Stated task:
Write down every entry below once more, exactly.

--------------------

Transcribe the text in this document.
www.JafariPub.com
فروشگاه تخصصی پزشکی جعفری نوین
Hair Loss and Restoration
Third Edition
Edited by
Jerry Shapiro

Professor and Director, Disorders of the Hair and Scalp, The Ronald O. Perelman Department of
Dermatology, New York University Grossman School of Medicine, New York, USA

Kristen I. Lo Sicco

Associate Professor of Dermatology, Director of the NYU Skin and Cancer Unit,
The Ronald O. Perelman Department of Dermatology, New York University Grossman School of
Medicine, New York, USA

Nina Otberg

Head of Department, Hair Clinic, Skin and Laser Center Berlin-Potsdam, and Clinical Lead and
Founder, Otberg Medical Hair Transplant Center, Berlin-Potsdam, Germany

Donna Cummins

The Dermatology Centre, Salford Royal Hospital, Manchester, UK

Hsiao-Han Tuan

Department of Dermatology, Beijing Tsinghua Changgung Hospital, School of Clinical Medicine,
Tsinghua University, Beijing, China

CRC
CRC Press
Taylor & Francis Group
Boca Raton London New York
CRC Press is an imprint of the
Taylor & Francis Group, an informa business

--------------------

Answer for the task:
Transcribe the text in this document.
www.JafariPub.com
فروشگاه تخصصی پزشکی جعفری نوین
Hair Loss and Restoration
Third Edition
Edited by
Jerry Shapiro

Professor and Director, Disorders of the Hair and Scalp, The Ronald O. Perelman Department of
Dermatology, New York University Grossman School of Medicine, New York, USA

Kristen I. Lo Sicco

Associate Professor of Dermatology, Director of the NYU Skin and Cancer Unit,
The Ronald O. Perelman Department of Dermatology, New York University Grossman School of
Medicine, New York, USA

Nina Otberg

Head of Department, Hair Clinic, Skin and Laser Center Berlin-Potsdam, and Clinical Lead and
Founder, Otberg Medical Hair Transplant Center, Berlin-Potsdam, Germany

Donna Cummins

The Dermatology Centre, Salford Royal Hospital, Manchester, UK

Hsiao-Han Tuan

Department of Dermatology, Beijing Tsinghua Changgung Hospital, School of Clinical Medicine,
Tsinghua University, Beijing, China

CRC
CRC Press
Taylor & Francis Group
Boca Raton London New York
CRC Press is an imprint of the
Taylor & Francis Group, an informa business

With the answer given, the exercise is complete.